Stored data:
════════════════

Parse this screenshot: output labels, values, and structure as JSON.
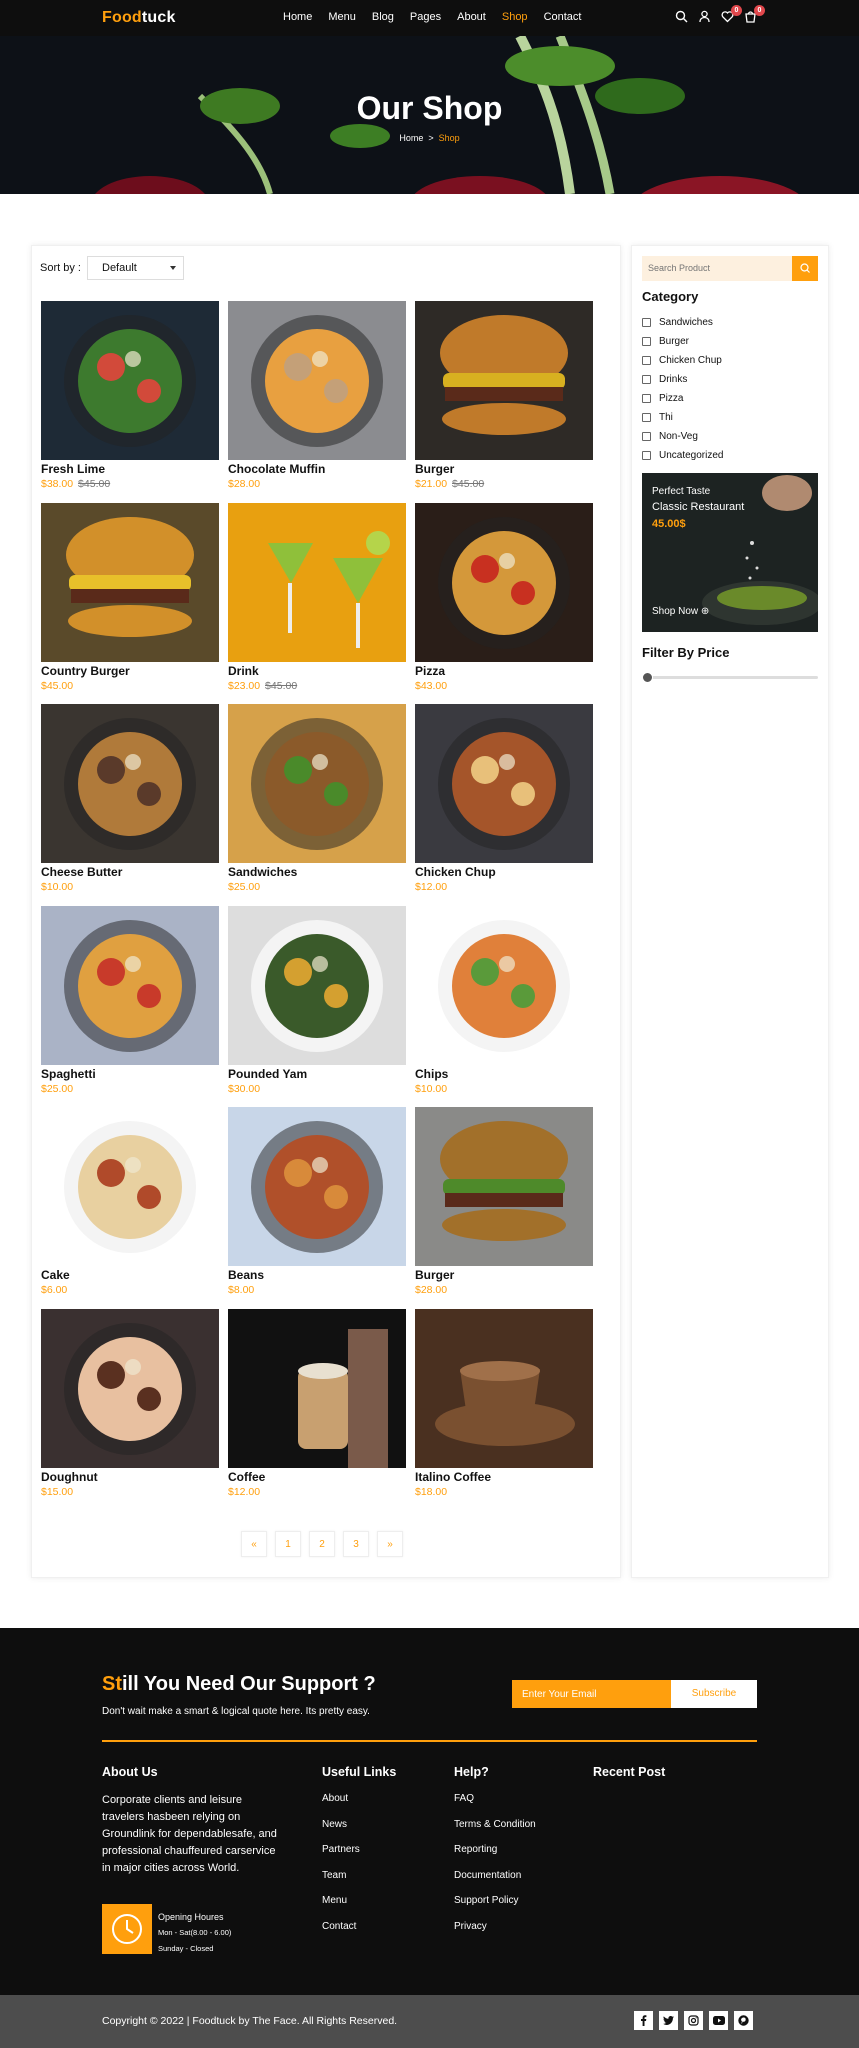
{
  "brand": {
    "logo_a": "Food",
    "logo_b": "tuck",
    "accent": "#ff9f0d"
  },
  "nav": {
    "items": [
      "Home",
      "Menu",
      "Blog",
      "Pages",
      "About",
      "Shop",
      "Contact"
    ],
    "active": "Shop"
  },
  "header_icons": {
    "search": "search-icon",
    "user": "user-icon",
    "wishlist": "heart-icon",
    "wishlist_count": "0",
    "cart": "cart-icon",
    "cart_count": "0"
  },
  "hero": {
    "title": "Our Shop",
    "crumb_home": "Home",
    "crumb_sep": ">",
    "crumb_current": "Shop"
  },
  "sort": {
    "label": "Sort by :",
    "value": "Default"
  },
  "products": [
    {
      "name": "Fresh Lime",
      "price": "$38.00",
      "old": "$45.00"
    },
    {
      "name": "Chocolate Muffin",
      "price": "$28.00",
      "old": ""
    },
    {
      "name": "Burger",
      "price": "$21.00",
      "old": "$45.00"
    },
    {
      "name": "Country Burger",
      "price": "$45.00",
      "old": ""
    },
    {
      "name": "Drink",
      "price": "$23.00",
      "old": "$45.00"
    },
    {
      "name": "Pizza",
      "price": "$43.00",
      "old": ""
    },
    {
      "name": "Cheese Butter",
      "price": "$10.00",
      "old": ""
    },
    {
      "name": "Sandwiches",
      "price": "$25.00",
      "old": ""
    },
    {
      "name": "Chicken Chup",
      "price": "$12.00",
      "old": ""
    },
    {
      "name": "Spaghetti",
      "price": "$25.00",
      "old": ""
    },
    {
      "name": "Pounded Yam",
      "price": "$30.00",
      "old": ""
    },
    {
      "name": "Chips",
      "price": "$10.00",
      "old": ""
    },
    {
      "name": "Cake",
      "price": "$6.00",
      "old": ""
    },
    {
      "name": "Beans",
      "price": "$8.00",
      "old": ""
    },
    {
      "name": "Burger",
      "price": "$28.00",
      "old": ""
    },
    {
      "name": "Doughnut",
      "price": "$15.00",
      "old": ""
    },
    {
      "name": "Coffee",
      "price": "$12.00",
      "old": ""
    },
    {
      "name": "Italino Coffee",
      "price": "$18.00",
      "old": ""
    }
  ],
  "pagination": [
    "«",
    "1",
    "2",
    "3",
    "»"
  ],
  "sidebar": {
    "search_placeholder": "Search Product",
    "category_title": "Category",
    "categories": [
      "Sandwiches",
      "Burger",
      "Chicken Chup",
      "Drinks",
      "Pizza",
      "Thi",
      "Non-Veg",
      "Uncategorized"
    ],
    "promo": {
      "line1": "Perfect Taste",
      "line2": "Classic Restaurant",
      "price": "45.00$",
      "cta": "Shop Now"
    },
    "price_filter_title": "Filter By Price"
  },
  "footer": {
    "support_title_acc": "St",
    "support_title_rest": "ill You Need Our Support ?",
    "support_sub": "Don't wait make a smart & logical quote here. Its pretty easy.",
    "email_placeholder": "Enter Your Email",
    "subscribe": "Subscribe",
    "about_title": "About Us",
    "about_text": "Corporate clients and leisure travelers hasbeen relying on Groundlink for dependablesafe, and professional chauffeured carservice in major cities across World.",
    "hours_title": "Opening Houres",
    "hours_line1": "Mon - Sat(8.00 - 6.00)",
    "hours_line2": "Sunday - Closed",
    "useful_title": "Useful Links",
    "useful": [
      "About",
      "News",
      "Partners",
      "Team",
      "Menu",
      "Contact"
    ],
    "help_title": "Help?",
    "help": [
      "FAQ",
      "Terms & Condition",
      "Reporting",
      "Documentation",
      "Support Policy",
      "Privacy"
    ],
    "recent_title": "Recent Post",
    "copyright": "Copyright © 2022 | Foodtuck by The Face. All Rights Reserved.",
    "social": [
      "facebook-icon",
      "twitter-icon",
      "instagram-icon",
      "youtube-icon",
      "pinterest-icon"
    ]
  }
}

════════════════

== Instructions to follow ==
From the records above, pick out and copy each line holding the word "Burger".

== Solution for this task ==
      "name": "Burger",
      "name": "Country Burger",
      "name": "Burger",
      "Burger",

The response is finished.